== THE EXERCISE ==
Check each statement below against the article on the Chile protests, and answer yes or no for each, quoting the words of the article that decide it. 1. The metro fare increase was 30 Chilean pesos. 2. The Chilean Constitution was rewritten in 1990. 3. The political parties agreed to hold a referendum in April 2020.

== SOURCE DOCUMENT ==
######

The Revolutionary Communist Group – for an anti-imperialist movement in Britain

Chile: ‘You can’t lead without the people’

Protesters in Plaza Baquedano on 8 November 2019

On 18 October 2019, a 4% increase of 30 Chilean pesos in metro fares compelled the youth in Chile to organise a mass fare strike and videos of them dramatically jumping over barriers flooded Chilean social media. Violent repression by the state forces and police soon followed. As clashes erupted on streets across the country, mass mobilisations against state brutality set off what has become a weeks-long protest against the effects of imperialist domination and demanding President Piñera’s resignation, with no sign of abating until the people’s demands are met. Sheila Rubio reports.

‘It’s not 30 pesos, it’s 30 years’ has been the unifying slogan of millions of Chileans. The Chilean Constitution has remained largely unchanged since it was rewritten under fascist General Augusto Pinochet in 1980. It is this legacy and the continued interference of imperialist interests in the country, both protected by the Constitution, that have placed the Chilean people under back-breaking pressure. Protests have broken out after decades of discontent over: the rising cost of living; the quality and privatisation of vital public services like health care, water, education and transport; inadequate pensions that are linked to the market and average £180 a month; the destruction of nature; the perdonazos (‘big forgiving’) of massive corporations and wealthy individuals for avoiding taxes . . . the list goes on. Frantic to bring order back into the country, all the political parties have agreed to hold a referendum in April 2020 when Chileans can state if they want to change the Constitution and how.

After weeks of brutalisation and murder by state forces, figures from an Activa Research poll show that Piñera’s approval rating is 9.6%. 82.3% want to change the Constitution and 81.2% want the new Constitution to be voted through an obligatory plebiscite.

######

== DATA EXTRACT ==
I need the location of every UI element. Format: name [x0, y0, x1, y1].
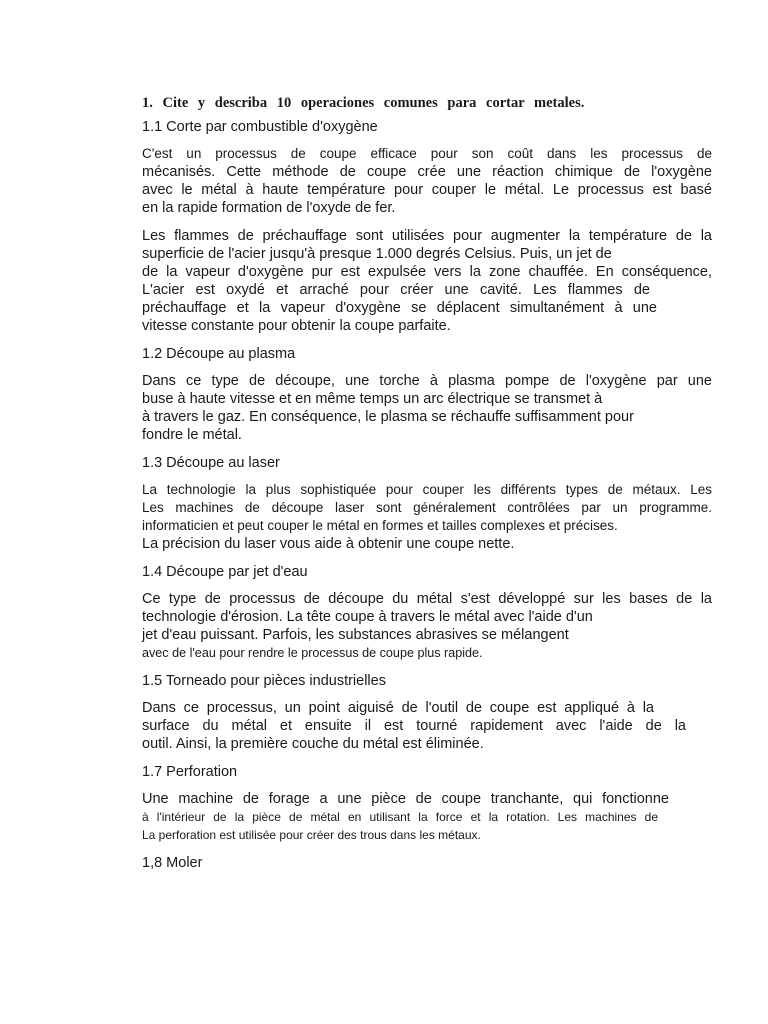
text-line: La perforation est utilisée pour créer des trous dans les métaux.	[142, 828, 481, 842]
section-heading-1-8: 1,8 Moler	[142, 855, 203, 871]
text-line: Ce type de processus de découpe du métal s'est développé sur les bases de la	[142, 591, 712, 607]
text-line: buse à haute vitesse et en même temps un arc électrique se transmet à	[142, 391, 603, 407]
paragraph-1-5	[142, 699, 712, 753]
text-line: jet d'eau puissant. Parfois, les substances abrasives se mélangent	[142, 627, 569, 643]
text-line: Les flammes de préchauffage sont utilisées pour augmenter la température de la	[142, 228, 712, 244]
section-heading-1-3: 1.3 Découpe au laser	[142, 455, 280, 471]
text-line: superficie de l'acier jusqu'à presque 1.000 degrés Celsius. Puis, un jet de	[142, 246, 612, 262]
text-line: outil. Ainsi, la première couche du métal est éliminée.	[142, 736, 484, 752]
text-line: vitesse constante pour obtenir la coupe parfaite.	[142, 318, 451, 334]
text-line: L'acier est oxydé et arraché pour créer une cavité. Les flammes de	[142, 282, 650, 298]
section-heading-1-5: 1.5 Torneado pour pièces industrielles	[142, 673, 386, 689]
section-heading-1-4: 1.4 Découpe par jet d'eau	[142, 564, 308, 580]
text-line: La précision du laser vous aide à obtenir une coupe nette.	[142, 536, 515, 552]
text-line: mécanisés. Cette méthode de coupe crée une réaction chimique de l'oxygène	[142, 164, 712, 180]
text-line: Les machines de découpe laser sont généralement contrôlées par un programme.	[142, 500, 712, 515]
document-page	[142, 94, 712, 881]
text-line: Dans ce processus, un point aiguisé de l'outil de coupe est appliqué à la	[142, 700, 654, 716]
paragraph-1-4	[142, 590, 712, 662]
text-line: surface du métal et ensuite il est tourné rapidement avec l'aide de la	[142, 718, 686, 734]
paragraph-1-7	[142, 790, 712, 844]
document-title: 1. Cite y describa 10 operaciones comunes para cortar metales.	[142, 95, 585, 111]
text-line: fondre le métal.	[142, 427, 242, 443]
text-line: Dans ce type de découpe, une torche à plasma pompe de l'oxygène par une	[142, 373, 712, 389]
text-line: informaticien et peut couper le métal en formes et tailles complexes et précises.	[142, 518, 618, 533]
text-line: La technologie la plus sophistiquée pour couper les différents types de métaux. Les	[142, 482, 712, 497]
section-heading-1-7: 1.7 Perforation	[142, 764, 238, 780]
section-heading-1-2: 1.2 Découpe au plasma	[142, 346, 296, 362]
section-heading-1-1: 1.1 Corte par combustible d'oxygène	[142, 119, 378, 135]
text-line: à travers le gaz. En conséquence, le plasma se réchauffe suffisamment pour	[142, 409, 634, 425]
text-line: avec de l'eau pour rendre le processus de coupe plus rapide.	[142, 646, 483, 660]
text-line: Une machine de forage a une pièce de coupe tranchante, qui fonctionne	[142, 791, 669, 807]
paragraph-1-1-a	[142, 145, 712, 217]
text-line: préchauffage et la vapeur d'oxygène se déplacent simultanément à une	[142, 300, 657, 316]
text-line: en la rapide formation de l'oxyde de fer.	[142, 200, 396, 216]
text-line: technologie d'érosion. La tête coupe à travers le métal avec l'aide d'un	[142, 609, 593, 625]
text-line: de la vapeur d'oxygène pur est expulsée vers la zone chauffée. En conséquence,	[142, 264, 712, 280]
paragraph-1-3	[142, 481, 712, 553]
text-line: avec le métal à haute température pour couper le métal. Le processus est basé	[142, 182, 712, 198]
paragraph-1-1-b	[142, 227, 712, 335]
paragraph-1-2	[142, 372, 712, 444]
text-line: à l'intérieur de la pièce de métal en utilisant la force et la rotation. Les machines de	[142, 810, 658, 824]
text-line: C'est un processus de coupe efficace pour son coût dans les processus de	[142, 146, 712, 161]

######

== SOLUTION TO THIS TASK ==
1. Yes: "a 4% increase of 30 Chilean pesos in metro fares"
2. No: "rewritten under fascist General Augusto Pinochet in 1980"
3. Yes: "all the political parties have agreed to hold a referendum in April 2020"